__Do this__
Select every line containing the word "forme" from the material, and copy those lines.

BEGIN

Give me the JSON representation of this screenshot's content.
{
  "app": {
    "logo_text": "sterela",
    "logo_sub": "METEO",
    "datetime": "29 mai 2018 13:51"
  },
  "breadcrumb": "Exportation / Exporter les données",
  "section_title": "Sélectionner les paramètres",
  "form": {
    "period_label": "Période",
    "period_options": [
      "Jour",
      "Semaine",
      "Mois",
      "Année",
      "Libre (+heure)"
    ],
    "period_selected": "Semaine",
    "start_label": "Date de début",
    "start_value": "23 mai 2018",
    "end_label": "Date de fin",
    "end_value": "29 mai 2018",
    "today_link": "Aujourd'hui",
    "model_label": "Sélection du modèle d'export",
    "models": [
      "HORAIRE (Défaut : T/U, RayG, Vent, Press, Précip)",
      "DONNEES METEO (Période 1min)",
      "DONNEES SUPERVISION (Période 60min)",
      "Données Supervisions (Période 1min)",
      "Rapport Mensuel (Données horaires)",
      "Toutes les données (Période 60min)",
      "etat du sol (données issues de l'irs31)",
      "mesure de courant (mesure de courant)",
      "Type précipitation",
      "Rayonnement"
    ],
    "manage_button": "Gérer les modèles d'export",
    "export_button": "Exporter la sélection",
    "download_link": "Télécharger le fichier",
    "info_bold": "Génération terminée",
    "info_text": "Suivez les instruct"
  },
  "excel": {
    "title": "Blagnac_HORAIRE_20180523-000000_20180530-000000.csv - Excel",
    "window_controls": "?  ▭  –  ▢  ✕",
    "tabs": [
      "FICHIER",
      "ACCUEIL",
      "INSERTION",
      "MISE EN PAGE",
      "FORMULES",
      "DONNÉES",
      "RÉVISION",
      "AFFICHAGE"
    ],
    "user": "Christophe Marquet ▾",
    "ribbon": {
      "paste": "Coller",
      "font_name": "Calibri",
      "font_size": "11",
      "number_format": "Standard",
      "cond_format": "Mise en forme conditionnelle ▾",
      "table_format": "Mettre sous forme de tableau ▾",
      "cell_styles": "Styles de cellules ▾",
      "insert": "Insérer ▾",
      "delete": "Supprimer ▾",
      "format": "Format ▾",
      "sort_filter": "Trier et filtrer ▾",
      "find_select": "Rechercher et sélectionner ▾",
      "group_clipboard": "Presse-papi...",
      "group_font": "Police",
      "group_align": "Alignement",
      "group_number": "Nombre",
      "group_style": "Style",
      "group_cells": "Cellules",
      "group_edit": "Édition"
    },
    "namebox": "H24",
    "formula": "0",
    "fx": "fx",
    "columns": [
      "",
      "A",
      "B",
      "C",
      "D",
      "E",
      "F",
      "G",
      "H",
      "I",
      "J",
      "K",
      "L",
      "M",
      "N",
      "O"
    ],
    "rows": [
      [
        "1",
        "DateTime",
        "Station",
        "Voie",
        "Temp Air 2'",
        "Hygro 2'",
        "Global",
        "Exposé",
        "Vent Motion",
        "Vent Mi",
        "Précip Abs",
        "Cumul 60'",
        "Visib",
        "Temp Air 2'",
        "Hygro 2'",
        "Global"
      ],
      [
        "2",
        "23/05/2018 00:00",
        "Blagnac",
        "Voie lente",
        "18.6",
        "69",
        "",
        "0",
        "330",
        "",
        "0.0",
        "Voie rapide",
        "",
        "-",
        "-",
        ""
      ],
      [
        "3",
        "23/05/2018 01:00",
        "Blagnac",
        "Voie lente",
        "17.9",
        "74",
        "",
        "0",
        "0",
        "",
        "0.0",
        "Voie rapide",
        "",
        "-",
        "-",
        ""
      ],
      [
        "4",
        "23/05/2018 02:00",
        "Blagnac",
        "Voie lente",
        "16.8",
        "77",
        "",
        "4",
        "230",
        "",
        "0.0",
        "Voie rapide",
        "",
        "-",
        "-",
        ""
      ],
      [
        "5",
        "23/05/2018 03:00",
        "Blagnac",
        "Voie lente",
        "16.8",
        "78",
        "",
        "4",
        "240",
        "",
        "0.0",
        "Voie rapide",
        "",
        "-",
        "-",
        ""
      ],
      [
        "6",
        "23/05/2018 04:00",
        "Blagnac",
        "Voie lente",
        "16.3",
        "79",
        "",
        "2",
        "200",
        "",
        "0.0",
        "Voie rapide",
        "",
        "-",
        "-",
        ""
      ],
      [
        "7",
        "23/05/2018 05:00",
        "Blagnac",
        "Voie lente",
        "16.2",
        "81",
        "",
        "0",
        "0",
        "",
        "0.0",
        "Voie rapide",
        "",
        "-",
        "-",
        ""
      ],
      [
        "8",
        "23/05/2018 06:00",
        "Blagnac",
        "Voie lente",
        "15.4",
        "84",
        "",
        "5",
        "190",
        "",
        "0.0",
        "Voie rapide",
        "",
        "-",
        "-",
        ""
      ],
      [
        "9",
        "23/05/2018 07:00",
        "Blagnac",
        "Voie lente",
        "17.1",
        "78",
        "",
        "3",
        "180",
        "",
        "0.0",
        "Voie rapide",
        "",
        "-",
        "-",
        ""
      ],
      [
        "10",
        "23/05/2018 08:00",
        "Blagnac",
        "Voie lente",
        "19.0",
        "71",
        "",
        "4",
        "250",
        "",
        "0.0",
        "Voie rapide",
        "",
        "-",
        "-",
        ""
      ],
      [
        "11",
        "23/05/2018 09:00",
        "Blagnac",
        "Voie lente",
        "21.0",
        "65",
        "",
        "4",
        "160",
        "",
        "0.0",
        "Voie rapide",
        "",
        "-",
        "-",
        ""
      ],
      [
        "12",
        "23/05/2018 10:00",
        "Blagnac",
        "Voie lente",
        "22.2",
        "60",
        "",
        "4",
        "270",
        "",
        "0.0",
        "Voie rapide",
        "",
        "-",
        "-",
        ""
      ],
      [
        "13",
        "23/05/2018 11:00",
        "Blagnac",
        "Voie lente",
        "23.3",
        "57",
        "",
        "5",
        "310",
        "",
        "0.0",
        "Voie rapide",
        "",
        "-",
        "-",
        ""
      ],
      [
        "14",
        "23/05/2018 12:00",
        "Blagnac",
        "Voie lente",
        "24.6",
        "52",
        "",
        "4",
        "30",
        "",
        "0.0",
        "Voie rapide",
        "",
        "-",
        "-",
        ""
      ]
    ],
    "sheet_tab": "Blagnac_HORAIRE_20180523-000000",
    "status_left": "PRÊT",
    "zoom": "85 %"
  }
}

END

__Full output__
      "cond_format": "Mise en forme conditionnelle ▾",
      "table_format": "Mettre sous forme de tableau ▾",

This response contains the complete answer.